[Recorded data]
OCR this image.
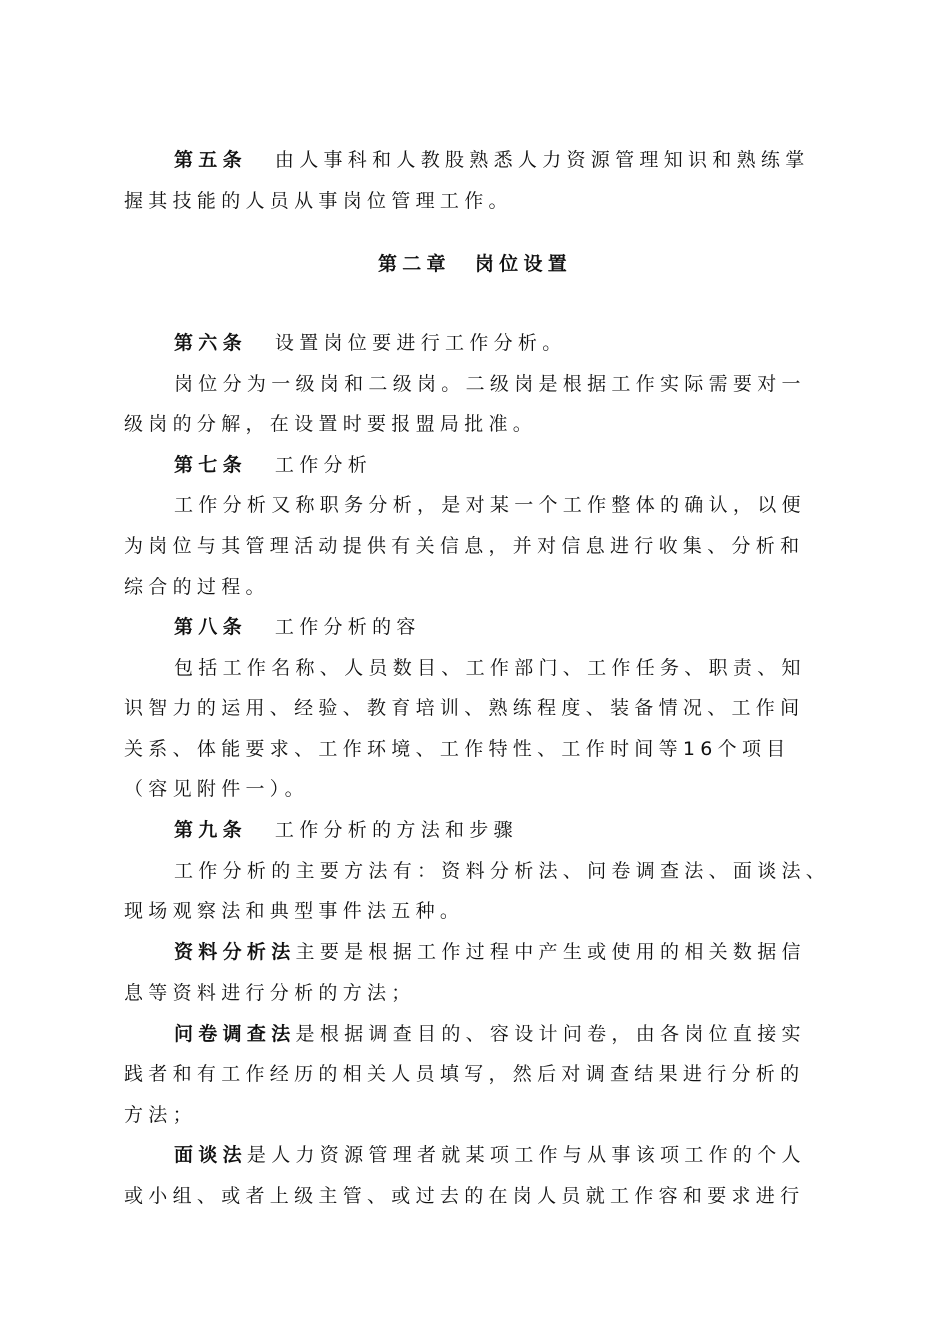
第五条 由人事科和人教股熟悉人力资源管理知识和熟练掌
握其技能的人员从事岗位管理工作。
第二章 岗位设置
第六条 设置岗位要进行工作分析。
岗位分为一级岗和二级岗。二级岗是根据工作实际需要对一
级岗的分解，在设置时要报盟局批准。
第七条 工作分析
工作分析又称职务分析，是对某一个工作整体的确认，以便
为岗位与其管理活动提供有关信息，并对信息进行收集、分析和
综合的过程。
第八条 工作分析的容
包括工作名称、人员数目、工作部门、工作任务、职责、知
识智力的运用、经验、教育培训、熟练程度、装备情况、工作间
关系、体能要求、工作环境、工作特性、工作时间等16个项目
（容见附件一）。
第九条 工作分析的方法和步骤
工作分析的主要方法有：资料分析法、问卷调查法、面谈法、
现场观察法和典型事件法五种。
资料分析法主要是根据工作过程中产生或使用的相关数据信
息等资料进行分析的方法；
问卷调查法是根据调查目的、容设计问卷，由各岗位直接实
践者和有工作经历的相关人员填写，然后对调查结果进行分析的
方法；
面谈法是人力资源管理者就某项工作与从事该项工作的个人
或小组、或者上级主管、或过去的在岗人员就工作容和要求进行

▶ [TASK REQUIREMENTS]:
Repeat all the data as it stands, dropping any images it holds.

▶ [RESPONSE FOR THIS EXERCISE]:
OCR this image.
第五条 由人事科和人教股熟悉人力资源管理知识和熟练掌
握其技能的人员从事岗位管理工作。
第二章 岗位设置
第六条 设置岗位要进行工作分析。
岗位分为一级岗和二级岗。二级岗是根据工作实际需要对一
级岗的分解，在设置时要报盟局批准。
第七条 工作分析
工作分析又称职务分析，是对某一个工作整体的确认，以便
为岗位与其管理活动提供有关信息，并对信息进行收集、分析和
综合的过程。
第八条 工作分析的容
包括工作名称、人员数目、工作部门、工作任务、职责、知
识智力的运用、经验、教育培训、熟练程度、装备情况、工作间
关系、体能要求、工作环境、工作特性、工作时间等16个项目
（容见附件一）。
第九条 工作分析的方法和步骤
工作分析的主要方法有：资料分析法、问卷调查法、面谈法、
现场观察法和典型事件法五种。
资料分析法主要是根据工作过程中产生或使用的相关数据信
息等资料进行分析的方法；
问卷调查法是根据调查目的、容设计问卷，由各岗位直接实
践者和有工作经历的相关人员填写，然后对调查结果进行分析的
方法；
面谈法是人力资源管理者就某项工作与从事该项工作的个人
或小组、或者上级主管、或过去的在岗人员就工作容和要求进行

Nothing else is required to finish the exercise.